>>
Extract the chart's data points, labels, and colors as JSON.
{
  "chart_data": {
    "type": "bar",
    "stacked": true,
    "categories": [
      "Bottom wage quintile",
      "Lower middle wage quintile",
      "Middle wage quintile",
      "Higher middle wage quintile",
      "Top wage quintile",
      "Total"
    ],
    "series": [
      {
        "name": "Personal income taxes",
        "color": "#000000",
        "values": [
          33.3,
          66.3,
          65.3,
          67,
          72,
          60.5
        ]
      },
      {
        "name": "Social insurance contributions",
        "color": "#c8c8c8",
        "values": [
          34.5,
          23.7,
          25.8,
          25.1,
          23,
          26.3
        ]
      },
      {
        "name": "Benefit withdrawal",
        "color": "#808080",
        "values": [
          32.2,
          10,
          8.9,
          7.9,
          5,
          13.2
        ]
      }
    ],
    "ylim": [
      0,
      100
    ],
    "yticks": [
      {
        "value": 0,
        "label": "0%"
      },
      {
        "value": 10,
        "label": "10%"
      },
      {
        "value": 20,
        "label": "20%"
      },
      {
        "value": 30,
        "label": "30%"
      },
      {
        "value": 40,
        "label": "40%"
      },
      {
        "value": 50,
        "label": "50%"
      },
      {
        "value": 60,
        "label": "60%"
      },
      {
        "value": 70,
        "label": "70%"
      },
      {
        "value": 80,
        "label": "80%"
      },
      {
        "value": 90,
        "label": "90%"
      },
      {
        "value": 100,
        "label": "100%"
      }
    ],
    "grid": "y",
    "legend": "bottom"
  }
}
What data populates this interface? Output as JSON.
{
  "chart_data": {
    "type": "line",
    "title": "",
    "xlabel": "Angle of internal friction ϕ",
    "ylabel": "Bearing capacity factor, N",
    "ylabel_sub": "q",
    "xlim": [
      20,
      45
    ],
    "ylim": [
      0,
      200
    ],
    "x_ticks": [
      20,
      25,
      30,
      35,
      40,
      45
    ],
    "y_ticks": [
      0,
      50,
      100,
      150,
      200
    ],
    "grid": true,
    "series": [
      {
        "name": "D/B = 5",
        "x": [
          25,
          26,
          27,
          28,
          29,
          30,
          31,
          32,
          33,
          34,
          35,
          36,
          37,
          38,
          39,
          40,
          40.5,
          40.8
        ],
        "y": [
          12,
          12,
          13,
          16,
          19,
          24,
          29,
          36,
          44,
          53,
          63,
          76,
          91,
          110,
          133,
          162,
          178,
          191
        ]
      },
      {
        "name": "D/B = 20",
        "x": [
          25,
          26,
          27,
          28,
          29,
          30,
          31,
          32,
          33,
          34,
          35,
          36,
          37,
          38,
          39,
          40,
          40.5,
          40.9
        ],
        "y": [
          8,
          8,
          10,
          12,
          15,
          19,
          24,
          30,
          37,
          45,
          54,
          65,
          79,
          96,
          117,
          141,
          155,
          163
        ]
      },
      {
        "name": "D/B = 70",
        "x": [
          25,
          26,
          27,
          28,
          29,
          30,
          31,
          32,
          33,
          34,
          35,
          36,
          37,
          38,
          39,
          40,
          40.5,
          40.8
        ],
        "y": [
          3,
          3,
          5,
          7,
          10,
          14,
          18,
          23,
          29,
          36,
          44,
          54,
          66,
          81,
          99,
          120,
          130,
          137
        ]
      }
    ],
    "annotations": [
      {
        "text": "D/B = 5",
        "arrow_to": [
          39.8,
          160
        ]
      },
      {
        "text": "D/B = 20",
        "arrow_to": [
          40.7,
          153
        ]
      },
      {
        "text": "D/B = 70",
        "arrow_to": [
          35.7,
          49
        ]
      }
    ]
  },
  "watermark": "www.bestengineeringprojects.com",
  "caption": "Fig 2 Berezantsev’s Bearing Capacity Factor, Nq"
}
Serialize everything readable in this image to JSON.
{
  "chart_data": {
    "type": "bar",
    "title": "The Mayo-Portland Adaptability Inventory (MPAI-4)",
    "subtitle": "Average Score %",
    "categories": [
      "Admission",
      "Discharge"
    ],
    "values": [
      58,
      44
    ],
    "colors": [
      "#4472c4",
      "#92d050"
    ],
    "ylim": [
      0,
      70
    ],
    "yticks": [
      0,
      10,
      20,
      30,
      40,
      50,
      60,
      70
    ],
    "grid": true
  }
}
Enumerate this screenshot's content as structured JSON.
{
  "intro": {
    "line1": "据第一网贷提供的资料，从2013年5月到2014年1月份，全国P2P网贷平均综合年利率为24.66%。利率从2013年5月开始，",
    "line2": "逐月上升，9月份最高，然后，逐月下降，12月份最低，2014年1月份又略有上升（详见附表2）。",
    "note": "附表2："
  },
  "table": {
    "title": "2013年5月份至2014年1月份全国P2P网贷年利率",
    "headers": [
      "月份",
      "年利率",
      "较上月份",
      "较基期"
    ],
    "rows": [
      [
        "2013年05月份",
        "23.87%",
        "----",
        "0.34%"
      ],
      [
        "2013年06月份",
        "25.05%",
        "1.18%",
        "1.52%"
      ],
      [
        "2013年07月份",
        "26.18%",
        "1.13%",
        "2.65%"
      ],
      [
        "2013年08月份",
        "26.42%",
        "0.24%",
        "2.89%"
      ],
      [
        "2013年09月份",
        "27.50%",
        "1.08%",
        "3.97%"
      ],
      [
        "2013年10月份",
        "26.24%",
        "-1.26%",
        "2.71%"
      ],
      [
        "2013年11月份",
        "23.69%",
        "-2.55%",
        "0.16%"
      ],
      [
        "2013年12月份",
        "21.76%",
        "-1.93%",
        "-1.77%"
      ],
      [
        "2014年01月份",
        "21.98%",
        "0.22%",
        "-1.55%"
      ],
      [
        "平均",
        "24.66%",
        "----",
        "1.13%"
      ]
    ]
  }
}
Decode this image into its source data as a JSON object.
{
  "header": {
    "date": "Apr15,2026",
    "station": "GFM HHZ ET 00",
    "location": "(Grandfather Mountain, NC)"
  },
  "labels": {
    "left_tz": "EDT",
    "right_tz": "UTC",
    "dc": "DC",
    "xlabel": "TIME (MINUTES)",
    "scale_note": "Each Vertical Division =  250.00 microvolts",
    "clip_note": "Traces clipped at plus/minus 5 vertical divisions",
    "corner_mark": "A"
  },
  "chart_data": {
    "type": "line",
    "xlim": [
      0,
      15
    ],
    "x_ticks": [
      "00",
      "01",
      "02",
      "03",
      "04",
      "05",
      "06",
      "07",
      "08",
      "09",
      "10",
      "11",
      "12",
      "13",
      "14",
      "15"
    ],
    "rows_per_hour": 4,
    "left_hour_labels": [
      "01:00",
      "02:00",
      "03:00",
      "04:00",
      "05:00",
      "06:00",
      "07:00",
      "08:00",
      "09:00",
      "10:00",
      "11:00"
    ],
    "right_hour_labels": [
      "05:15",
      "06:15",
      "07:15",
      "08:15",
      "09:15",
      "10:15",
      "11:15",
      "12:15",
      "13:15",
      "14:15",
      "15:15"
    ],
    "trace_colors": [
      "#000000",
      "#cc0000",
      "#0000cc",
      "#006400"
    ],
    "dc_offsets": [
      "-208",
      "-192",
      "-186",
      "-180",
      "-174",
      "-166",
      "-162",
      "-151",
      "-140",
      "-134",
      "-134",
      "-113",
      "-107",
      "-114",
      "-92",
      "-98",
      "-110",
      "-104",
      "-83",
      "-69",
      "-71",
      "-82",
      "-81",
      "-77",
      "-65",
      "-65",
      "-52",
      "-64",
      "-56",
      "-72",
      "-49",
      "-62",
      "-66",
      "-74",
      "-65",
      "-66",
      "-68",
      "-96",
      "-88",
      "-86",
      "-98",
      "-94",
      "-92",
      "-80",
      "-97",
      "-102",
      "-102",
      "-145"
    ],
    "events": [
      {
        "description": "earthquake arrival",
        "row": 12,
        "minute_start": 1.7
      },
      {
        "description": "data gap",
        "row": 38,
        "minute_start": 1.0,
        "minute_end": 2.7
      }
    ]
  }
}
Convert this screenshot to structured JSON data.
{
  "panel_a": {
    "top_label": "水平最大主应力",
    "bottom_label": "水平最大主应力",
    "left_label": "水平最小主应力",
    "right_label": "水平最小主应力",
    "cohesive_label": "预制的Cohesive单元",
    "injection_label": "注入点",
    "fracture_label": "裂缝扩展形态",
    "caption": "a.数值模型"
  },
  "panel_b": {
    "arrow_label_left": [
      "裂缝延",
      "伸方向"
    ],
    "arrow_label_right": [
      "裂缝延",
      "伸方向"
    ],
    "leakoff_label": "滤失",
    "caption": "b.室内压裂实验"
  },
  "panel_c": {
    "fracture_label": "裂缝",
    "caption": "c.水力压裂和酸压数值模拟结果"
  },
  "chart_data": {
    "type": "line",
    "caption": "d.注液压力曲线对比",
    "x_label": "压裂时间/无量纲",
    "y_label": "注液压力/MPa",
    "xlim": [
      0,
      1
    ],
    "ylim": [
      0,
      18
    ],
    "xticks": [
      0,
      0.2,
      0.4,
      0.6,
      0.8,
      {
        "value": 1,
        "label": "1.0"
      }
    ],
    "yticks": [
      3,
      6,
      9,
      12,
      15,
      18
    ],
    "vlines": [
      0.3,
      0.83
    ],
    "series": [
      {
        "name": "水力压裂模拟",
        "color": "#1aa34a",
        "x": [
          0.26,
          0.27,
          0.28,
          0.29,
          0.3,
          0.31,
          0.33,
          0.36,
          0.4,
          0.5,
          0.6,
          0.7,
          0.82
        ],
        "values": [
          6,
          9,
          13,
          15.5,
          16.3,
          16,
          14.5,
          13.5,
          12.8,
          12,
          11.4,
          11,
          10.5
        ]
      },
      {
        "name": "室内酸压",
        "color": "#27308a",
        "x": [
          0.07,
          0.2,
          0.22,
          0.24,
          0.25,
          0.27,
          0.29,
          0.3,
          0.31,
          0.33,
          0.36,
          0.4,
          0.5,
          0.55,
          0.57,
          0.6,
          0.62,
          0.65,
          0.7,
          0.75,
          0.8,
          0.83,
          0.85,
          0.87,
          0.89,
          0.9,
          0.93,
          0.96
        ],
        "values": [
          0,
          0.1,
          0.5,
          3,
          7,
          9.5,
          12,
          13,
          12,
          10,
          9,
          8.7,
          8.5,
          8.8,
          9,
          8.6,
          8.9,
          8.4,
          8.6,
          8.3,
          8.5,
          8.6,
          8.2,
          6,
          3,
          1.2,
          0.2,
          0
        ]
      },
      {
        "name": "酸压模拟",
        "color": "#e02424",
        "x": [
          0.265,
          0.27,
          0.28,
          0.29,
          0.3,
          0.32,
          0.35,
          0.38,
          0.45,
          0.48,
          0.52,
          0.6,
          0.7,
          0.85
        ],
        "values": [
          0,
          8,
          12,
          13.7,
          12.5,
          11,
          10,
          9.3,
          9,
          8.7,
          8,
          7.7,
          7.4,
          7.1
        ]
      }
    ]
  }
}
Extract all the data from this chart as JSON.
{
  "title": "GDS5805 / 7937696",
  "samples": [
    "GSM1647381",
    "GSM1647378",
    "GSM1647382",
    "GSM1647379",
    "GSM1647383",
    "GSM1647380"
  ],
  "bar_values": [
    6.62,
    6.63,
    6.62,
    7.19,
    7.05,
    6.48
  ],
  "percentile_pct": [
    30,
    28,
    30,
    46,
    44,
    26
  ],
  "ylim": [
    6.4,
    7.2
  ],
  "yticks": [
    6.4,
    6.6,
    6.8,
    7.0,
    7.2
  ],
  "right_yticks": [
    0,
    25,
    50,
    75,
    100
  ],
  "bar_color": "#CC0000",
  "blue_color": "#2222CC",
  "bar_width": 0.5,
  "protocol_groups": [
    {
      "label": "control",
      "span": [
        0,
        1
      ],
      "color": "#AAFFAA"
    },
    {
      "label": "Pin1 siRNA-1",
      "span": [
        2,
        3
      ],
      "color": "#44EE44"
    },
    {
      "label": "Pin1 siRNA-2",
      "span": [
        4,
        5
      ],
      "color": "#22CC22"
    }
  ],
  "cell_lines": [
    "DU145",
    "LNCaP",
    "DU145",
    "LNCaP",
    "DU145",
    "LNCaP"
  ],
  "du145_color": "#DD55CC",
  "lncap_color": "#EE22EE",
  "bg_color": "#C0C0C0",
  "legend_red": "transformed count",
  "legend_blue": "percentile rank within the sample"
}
<<
Starting with the line that contains "Extract all the data from this chart as JSON.", repeat each line through the last one exactly as it appears. Include both ends and nothing more.

Extract all the data from this chart as JSON.
{
  "title": "GDS5805 / 7937696",
  "samples": [
    "GSM1647381",
    "GSM1647378",
    "GSM1647382",
    "GSM1647379",
    "GSM1647383",
    "GSM1647380"
  ],
  "bar_values": [
    6.62,
    6.63,
    6.62,
    7.19,
    7.05,
    6.48
  ],
  "percentile_pct": [
    30,
    28,
    30,
    46,
    44,
    26
  ],
  "ylim": [
    6.4,
    7.2
  ],
  "yticks": [
    6.4,
    6.6,
    6.8,
    7.0,
    7.2
  ],
  "right_yticks": [
    0,
    25,
    50,
    75,
    100
  ],
  "bar_color": "#CC0000",
  "blue_color": "#2222CC",
  "bar_width": 0.5,
  "protocol_groups": [
    {
      "label": "control",
      "span": [
        0,
        1
      ],
      "color": "#AAFFAA"
    },
    {
      "label": "Pin1 siRNA-1",
      "span": [
        2,
        3
      ],
      "color": "#44EE44"
    },
    {
      "label": "Pin1 siRNA-2",
      "span": [
        4,
        5
      ],
      "color": "#22CC22"
    }
  ],
  "cell_lines": [
    "DU145",
    "LNCaP",
    "DU145",
    "LNCaP",
    "DU145",
    "LNCaP"
  ],
  "du145_color": "#DD55CC",
  "lncap_color": "#EE22EE",
  "bg_color": "#C0C0C0",
  "legend_red": "transformed count",
  "legend_blue": "percentile rank within the sample"
}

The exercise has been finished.